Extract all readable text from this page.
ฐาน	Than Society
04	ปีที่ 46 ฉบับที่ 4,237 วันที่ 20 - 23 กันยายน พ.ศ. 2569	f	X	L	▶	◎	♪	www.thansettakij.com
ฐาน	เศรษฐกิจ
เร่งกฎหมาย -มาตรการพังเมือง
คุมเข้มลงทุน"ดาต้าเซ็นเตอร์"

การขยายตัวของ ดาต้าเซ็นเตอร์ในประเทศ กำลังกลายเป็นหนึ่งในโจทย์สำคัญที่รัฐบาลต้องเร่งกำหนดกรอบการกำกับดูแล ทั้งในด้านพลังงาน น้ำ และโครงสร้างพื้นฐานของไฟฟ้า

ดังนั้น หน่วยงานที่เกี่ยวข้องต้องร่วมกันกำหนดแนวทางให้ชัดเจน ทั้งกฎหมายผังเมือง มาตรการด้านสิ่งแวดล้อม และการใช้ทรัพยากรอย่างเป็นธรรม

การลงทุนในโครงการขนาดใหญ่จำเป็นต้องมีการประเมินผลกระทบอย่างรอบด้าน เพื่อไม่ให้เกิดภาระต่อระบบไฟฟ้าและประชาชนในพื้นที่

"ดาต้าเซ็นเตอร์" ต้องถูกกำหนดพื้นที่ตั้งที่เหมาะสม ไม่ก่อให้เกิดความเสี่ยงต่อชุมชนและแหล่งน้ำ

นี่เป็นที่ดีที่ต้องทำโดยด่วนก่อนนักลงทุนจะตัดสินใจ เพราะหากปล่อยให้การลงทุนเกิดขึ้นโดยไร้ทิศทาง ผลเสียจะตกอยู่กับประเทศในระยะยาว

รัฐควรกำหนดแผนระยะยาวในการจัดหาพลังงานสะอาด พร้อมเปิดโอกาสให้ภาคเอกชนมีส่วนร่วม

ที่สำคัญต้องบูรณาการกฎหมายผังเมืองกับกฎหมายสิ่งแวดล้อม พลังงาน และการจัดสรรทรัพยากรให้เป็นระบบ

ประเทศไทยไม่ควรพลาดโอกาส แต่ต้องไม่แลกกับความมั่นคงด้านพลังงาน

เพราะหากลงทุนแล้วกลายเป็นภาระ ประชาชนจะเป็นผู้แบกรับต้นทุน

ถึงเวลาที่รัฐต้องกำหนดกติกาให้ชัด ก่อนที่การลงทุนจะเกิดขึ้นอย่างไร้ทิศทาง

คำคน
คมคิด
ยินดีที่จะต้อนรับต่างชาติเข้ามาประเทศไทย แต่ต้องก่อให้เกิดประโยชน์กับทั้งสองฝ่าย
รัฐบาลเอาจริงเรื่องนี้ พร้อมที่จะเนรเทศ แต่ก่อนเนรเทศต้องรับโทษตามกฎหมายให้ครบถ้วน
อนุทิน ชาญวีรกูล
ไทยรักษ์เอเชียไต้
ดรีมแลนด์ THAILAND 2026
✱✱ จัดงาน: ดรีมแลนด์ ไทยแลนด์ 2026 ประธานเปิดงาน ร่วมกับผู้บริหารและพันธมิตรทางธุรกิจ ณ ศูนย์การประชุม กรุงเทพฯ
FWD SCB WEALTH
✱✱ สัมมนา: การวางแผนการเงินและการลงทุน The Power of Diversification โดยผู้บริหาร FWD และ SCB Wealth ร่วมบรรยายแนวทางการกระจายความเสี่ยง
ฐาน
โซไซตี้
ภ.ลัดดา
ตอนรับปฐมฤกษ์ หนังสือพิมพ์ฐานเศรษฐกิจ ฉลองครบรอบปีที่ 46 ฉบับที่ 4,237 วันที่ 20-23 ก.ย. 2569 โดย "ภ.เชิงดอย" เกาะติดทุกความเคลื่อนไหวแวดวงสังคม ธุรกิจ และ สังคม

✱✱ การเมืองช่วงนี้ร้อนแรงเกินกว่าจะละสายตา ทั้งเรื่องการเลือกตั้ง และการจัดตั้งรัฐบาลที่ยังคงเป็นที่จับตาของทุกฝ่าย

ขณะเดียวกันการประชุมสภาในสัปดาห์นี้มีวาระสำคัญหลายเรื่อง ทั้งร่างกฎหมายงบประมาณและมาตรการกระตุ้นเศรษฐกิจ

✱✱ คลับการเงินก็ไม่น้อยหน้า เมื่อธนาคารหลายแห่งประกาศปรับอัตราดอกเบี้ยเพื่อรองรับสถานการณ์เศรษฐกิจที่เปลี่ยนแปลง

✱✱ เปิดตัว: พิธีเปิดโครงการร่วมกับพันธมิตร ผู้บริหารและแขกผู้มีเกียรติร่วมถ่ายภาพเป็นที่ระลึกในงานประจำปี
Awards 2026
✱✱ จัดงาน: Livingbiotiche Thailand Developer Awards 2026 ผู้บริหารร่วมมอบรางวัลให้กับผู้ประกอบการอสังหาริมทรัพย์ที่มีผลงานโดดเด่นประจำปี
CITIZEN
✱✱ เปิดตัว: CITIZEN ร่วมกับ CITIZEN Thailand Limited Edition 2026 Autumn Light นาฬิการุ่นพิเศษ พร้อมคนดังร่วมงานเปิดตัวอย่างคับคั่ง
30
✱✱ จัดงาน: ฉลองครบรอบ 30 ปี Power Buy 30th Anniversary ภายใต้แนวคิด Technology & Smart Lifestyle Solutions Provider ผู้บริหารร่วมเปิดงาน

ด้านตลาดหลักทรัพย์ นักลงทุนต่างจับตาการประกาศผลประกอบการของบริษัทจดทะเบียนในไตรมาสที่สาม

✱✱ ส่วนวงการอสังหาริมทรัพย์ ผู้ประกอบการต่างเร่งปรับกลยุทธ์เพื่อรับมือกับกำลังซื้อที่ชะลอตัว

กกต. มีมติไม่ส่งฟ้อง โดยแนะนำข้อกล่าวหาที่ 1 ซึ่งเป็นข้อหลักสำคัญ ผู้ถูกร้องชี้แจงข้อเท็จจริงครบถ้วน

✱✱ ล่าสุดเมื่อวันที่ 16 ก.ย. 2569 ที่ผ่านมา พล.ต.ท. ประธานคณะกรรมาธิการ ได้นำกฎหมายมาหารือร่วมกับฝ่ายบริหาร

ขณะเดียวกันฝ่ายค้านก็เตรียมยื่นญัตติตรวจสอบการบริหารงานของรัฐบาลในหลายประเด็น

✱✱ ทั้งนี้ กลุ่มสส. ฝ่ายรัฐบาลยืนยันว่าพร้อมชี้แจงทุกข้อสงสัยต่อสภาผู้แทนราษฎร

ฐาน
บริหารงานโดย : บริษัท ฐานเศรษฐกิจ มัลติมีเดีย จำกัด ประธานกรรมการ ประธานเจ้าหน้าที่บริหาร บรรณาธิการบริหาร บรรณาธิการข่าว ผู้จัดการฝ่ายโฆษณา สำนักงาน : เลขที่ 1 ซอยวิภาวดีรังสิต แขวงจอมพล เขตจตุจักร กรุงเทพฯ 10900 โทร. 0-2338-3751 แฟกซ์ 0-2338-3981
┄┄┄┄┄┄
## Given exercise
Pull out all lines from the listing that contain the string "ฐานเศรษฐก".

## Task solution
ตอนรับปฐมฤกษ์ หนังสือพิมพ์ฐานเศรษฐกิจ ฉลองครบรอบปีที่ 46 ฉบับที่ 4,237 วันที่ 20-23 ก.ย. 2569 โดย "ภ.เชิงดอย" เกาะติดทุกความเคลื่อนไหวแวดวงสังคม ธุรกิจ และ สังคม
บริหารงานโดย : บริษัท ฐานเศรษฐกิจ มัลติมีเดีย จำกัด ประธานกรรมการ ประธานเจ้าหน้าที่บริหาร บรรณาธิการบริหาร บรรณาธิการข่าว ผู้จัดการฝ่ายโฆษณา สำนักงาน : เลขที่ 1 ซอยวิภาวดีรังสิต แขวงจอมพล เขตจตุจักร กรุงเทพฯ 10900 โทร. 0-2338-3751 แฟกซ์ 0-2338-3981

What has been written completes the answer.